- _DATA FOR PROCESSING_:
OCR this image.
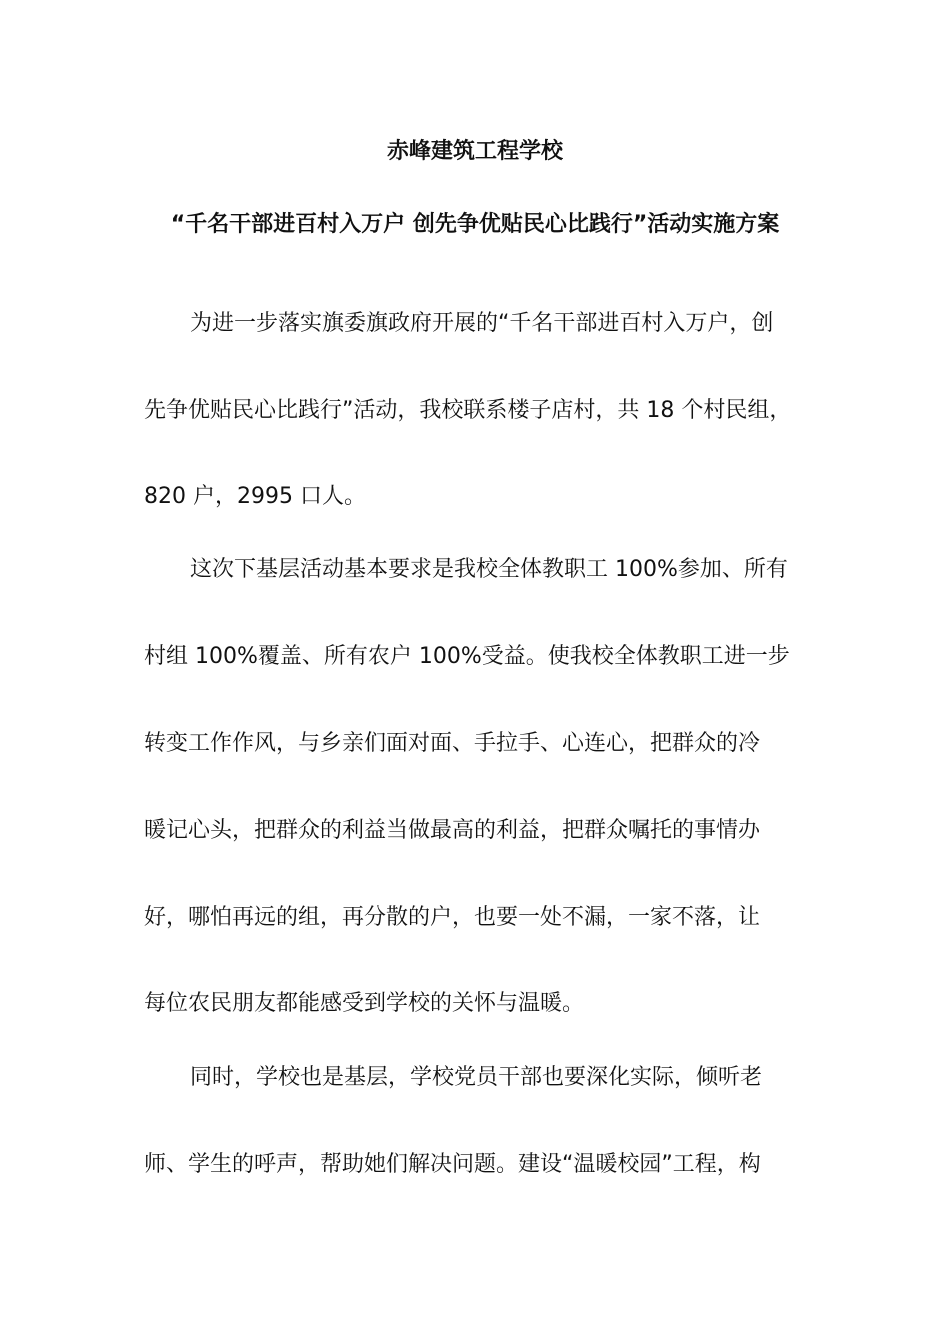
赤峰建筑工程学校
“千名干部进百村入万户 创先争优贴民心比践行”活动实施方案
为进一步落实旗委旗政府开展的“千名干部进百村入万户，创
先争优贴民心比践行”活动，我校联系楼子店村，共 18 个村民组，
820 户，2995 口人。
这次下基层活动基本要求是我校全体教职工 100%参加、所有
村组 100%覆盖、所有农户 100%受益。使我校全体教职工进一步
转变工作作风，与乡亲们面对面、手拉手、心连心，把群众的冷
暖记心头，把群众的利益当做最高的利益，把群众嘱托的事情办
好，哪怕再远的组，再分散的户，也要一处不漏，一家不落，让
每位农民朋友都能感受到学校的关怀与温暖。
同时，学校也是基层，学校党员干部也要深化实际，倾听老
师、学生的呼声，帮助她们解决问题。建设“温暖校园”工程，构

- _TASK DETAILS_: Tally up the lines holding the word "千名干部进百村入万户" in the data above, and answer with that figure only.

- _FINAL RESULT_: 2